Textauszug
:::::

NGOs sind für das ordnungsgemäße Funktionieren der Demokratie, der Rechtsstaatlichkeit und der Grundrechte von entscheidender Bedeutung und ihre Rolle ist mit der einer freien und pluralistischen Medienlandschaft oder einer unabhängigen Justiz vergleichbar. NGOs erfüllen eine Reihe wichtiger Funktionen, darunter: die Unterrichtung der Bevölkerung über Angelegenheiten von öffentlichem Interesse, die Versorgung der Öffentlichkeit mit Kanälen, die es ermöglichen auch zwischen den Wahlen mit ihren politischen Vertretern zu kommunizieren und sie sorgen dafür, dass die Behörden zur Verantwortung gezogen werden, wenn sie das Gesetz brechen.
Die Freiheit der NGOs, ihre Aufgaben wahrzunehmen, ist durch, für die EU und ihre Mitgliedstaaten verbindliche, europäische und internationale rechtliche Verpflichtungen geschützt. Dazu gehören die Verpflichtung der Behörden, das Recht auf Vereinigungsfreiheit und Versammlungsfreiheit und freie Meinungsäußerung, die in Instrumenten wie der EU-Charta der Grundrechte und der Europäischen Menschenrechtskonvention enthalten sind, zu gewährleisten.
Wachsende Beschränkungen für NGOs in der EU
Innerhalb der EU sehen sich NGOs mit einer wachsenden Anzahl von Beschränkungen konfrontiert, die ihre Fähigkeit, ihre Aufgaben zu erfüllen, einschränken. Anders Ausgedrückt, die Freiheit und damit der Raum, welcher den NGOs zur Verfügung steht, um ihre Rolle beim Schutz und zur Förderung von Grundrechten, Demokratie und Rechtsstaatlichkeit zu übernehmen, "schrumpft" oder "schließt sich". Zu diesen Einschränkungen gehören:
Hetzkampagnen, administrative Belästigung und physische Angriffe
In mehreren EU-Ländern wie Bulgarien, Kroatien, Ungarn, Italien, Polen und Rumänien sind NGOs einem dauerhaften rhetorischen Angriff von Politikern und ihnen nahestehenden Medien ausgesetzt. Diese Hetzkampagnen sollen das Vertrauen der Öffentlichkeit in NGOs untergraben, so dass die Öffentlichkeit weniger an ihren Aktivitäten teilnimmt oder weniger Geld spendet. In der Regel wird in solchen Hetzkampagnen behauptet, dass NGOs, die die Regierungspartei kritisieren, gegen die Interessen des Landes handeln oder an betrügerischen oder kriminellen Aktivitäten beteiligt sind. Oft versuchen solche Kampagnen, im Vorfeld der Einschränkungen ihrer Aktivitäten die öffentliche Unterstützung für NGOs zu untergraben. In einigen Ländern, wie Ungarn und Bulgarien, belästigen die nationalen Behörden NGOs auch, indem sie Verwaltungsverfahren wie etwa Rechnungsprüfungen missbrauchen, um ihre Ressourcen zu binden. In einigen Ländern wie Bulgarien, Ungarn, Italien, Rumänien und Spanien berichten NGOs über physische Angriffe auf Personen und Eigentum und auch über Hassreden.

:::::

Anweisungen
• A. Gib bitte einen Abschnitt aus dem Textauszug wortgetreu wieder: Beginne bei den Worten "Die Freiheit der" und höre nach "sind, zu gewährleisten." auf.
• B. Nenne alle Länder, in denen NGOs laut dem Textauszug über physische Angriffe auf Personen und Eigentum berichten.

:::::

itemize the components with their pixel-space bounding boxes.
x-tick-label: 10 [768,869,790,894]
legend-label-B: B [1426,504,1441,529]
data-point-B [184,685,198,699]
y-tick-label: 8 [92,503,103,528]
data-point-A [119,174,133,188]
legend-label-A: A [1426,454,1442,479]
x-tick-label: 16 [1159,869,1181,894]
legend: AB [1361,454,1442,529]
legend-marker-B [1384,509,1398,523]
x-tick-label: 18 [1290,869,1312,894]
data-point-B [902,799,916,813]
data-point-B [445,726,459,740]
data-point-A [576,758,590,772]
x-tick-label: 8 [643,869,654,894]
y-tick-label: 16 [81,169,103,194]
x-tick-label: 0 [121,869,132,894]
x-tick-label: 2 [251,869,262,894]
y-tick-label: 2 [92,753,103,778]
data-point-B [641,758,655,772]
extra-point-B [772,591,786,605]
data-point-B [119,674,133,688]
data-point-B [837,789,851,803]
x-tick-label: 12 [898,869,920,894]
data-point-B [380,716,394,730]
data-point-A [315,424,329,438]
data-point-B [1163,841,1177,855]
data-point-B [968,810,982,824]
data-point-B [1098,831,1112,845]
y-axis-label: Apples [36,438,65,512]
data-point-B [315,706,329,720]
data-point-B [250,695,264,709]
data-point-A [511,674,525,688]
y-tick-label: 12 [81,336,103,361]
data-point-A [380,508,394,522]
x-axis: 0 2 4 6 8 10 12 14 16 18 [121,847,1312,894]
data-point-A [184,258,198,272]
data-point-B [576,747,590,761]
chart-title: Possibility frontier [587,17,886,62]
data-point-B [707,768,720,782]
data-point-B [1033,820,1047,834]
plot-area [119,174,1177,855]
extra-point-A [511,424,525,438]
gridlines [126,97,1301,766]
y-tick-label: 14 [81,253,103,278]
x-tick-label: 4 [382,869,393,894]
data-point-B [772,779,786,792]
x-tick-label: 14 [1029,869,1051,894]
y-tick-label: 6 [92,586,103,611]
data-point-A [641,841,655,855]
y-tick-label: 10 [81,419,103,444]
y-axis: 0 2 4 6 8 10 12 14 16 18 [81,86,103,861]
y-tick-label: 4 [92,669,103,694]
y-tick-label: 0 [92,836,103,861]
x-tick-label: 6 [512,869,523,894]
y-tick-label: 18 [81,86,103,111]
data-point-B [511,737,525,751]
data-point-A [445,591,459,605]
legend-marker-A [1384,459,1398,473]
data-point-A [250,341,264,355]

:::::

Lösungen der Aufgaben
• A.
Die Freiheit der NGOs, ihre Aufgaben wahrzunehmen, ist durch, für die EU und ihre Mitgliedstaaten verbindliche, europäische und internationale rechtliche Verpflichtungen geschützt. Dazu gehören die Verpflichtung der Behörden, das Recht auf Vereinigungsfreiheit und Versammlungsfreiheit und freie Meinungsäußerung, die in Instrumenten wie der EU-Charta der Grundrechte und der Europäischen Menschenrechtskonvention enthalten sind, zu gewährleisten.

• B. Bulgarien, Ungarn, Italien, Rumänien, Spanien